● **Problem description**
Type out the data exactly as given. Skip any image.

● **Provided data**
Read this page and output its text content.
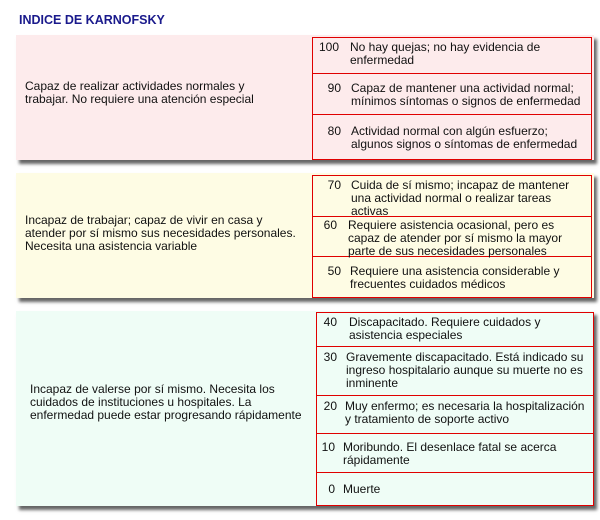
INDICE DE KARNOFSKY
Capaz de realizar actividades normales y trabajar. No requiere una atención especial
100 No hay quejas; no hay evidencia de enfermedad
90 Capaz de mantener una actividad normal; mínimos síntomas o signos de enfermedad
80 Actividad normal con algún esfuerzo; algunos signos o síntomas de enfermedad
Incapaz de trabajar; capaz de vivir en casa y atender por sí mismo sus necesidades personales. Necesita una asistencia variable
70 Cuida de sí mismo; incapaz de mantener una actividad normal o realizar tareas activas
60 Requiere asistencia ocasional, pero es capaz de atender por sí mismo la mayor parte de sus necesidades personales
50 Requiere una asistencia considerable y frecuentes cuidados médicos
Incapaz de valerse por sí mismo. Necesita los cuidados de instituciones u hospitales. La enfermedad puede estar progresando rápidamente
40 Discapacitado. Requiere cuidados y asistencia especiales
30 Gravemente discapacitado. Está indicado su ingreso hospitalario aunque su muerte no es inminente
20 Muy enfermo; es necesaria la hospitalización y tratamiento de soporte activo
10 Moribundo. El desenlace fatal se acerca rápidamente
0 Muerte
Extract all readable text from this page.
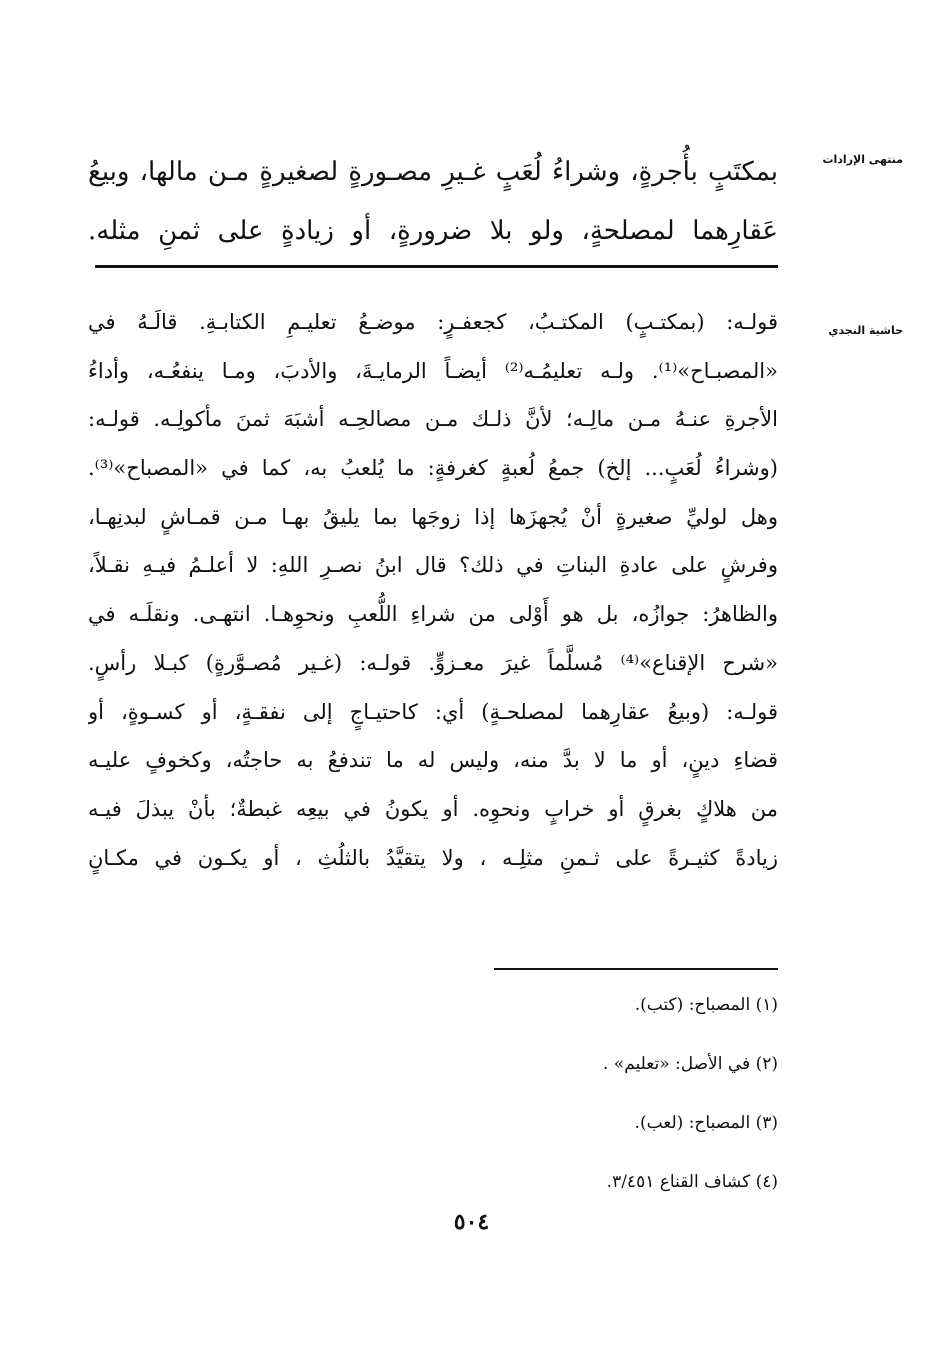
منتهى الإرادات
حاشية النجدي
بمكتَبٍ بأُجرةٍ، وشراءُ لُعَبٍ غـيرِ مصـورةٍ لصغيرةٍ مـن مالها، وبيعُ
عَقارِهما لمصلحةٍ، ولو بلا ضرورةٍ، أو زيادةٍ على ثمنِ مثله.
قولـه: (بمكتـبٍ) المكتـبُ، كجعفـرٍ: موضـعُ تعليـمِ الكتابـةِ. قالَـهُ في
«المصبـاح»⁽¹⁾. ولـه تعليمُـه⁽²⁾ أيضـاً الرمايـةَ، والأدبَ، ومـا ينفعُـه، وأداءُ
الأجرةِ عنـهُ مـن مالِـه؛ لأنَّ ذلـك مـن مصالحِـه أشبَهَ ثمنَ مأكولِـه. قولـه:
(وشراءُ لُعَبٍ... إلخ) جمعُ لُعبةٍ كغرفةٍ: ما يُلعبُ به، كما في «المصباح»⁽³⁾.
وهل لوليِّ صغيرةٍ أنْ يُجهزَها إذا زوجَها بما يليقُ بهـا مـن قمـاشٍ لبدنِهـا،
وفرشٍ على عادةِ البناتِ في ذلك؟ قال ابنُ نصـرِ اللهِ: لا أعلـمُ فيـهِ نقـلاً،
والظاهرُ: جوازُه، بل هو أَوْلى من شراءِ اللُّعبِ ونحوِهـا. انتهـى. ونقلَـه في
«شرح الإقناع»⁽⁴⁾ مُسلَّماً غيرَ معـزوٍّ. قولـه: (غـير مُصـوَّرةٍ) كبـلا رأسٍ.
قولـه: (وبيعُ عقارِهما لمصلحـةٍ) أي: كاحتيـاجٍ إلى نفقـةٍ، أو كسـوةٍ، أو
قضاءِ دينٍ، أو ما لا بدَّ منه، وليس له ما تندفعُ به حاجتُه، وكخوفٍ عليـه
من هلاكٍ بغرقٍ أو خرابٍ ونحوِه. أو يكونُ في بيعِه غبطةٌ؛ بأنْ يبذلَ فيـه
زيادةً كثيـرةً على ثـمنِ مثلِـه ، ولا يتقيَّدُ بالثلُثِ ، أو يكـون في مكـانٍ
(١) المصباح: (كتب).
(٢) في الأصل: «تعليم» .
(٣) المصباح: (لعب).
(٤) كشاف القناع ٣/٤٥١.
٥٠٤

● **Answer in full**
Read this page and output its text content.
INDICE DE KARNOFSKY
Capaz de realizar actividades normales y trabajar. No requiere una atención especial
100 No hay quejas; no hay evidencia de enfermedad
90 Capaz de mantener una actividad normal; mínimos síntomas o signos de enfermedad
80 Actividad normal con algún esfuerzo; algunos signos o síntomas de enfermedad
Incapaz de trabajar; capaz de vivir en casa y atender por sí mismo sus necesidades personales. Necesita una asistencia variable
70 Cuida de sí mismo; incapaz de mantener una actividad normal o realizar tareas activas
60 Requiere asistencia ocasional, pero es capaz de atender por sí mismo la mayor parte de sus necesidades personales
50 Requiere una asistencia considerable y frecuentes cuidados médicos
Incapaz de valerse por sí mismo. Necesita los cuidados de instituciones u hospitales. La enfermedad puede estar progresando rápidamente
40 Discapacitado. Requiere cuidados y asistencia especiales
30 Gravemente discapacitado. Está indicado su ingreso hospitalario aunque su muerte no es inminente
20 Muy enfermo; es necesaria la hospitalización y tratamiento de soporte activo
10 Moribundo. El desenlace fatal se acerca rápidamente
0 Muerte
Extract all readable text from this page.
منتهى الإرادات
حاشية النجدي
بمكتَبٍ بأُجرةٍ، وشراءُ لُعَبٍ غـيرِ مصـورةٍ لصغيرةٍ مـن مالها، وبيعُ
عَقارِهما لمصلحةٍ، ولو بلا ضرورةٍ، أو زيادةٍ على ثمنِ مثله.
قولـه: (بمكتـبٍ) المكتـبُ، كجعفـرٍ: موضـعُ تعليـمِ الكتابـةِ. قالَـهُ في
«المصبـاح»⁽¹⁾. ولـه تعليمُـه⁽²⁾ أيضـاً الرمايـةَ، والأدبَ، ومـا ينفعُـه، وأداءُ
الأجرةِ عنـهُ مـن مالِـه؛ لأنَّ ذلـك مـن مصالحِـه أشبَهَ ثمنَ مأكولِـه. قولـه:
(وشراءُ لُعَبٍ... إلخ) جمعُ لُعبةٍ كغرفةٍ: ما يُلعبُ به، كما في «المصباح»⁽³⁾.
وهل لوليِّ صغيرةٍ أنْ يُجهزَها إذا زوجَها بما يليقُ بهـا مـن قمـاشٍ لبدنِهـا،
وفرشٍ على عادةِ البناتِ في ذلك؟ قال ابنُ نصـرِ اللهِ: لا أعلـمُ فيـهِ نقـلاً،
والظاهرُ: جوازُه، بل هو أَوْلى من شراءِ اللُّعبِ ونحوِهـا. انتهـى. ونقلَـه في
«شرح الإقناع»⁽⁴⁾ مُسلَّماً غيرَ معـزوٍّ. قولـه: (غـير مُصـوَّرةٍ) كبـلا رأسٍ.
قولـه: (وبيعُ عقارِهما لمصلحـةٍ) أي: كاحتيـاجٍ إلى نفقـةٍ، أو كسـوةٍ، أو
قضاءِ دينٍ، أو ما لا بدَّ منه، وليس له ما تندفعُ به حاجتُه، وكخوفٍ عليـه
من هلاكٍ بغرقٍ أو خرابٍ ونحوِه. أو يكونُ في بيعِه غبطةٌ؛ بأنْ يبذلَ فيـه
زيادةً كثيـرةً على ثـمنِ مثلِـه ، ولا يتقيَّدُ بالثلُثِ ، أو يكـون في مكـانٍ
(١) المصباح: (كتب).
(٢) في الأصل: «تعليم» .
(٣) المصباح: (لعب).
(٤) كشاف القناع ٣/٤٥١.
٥٠٤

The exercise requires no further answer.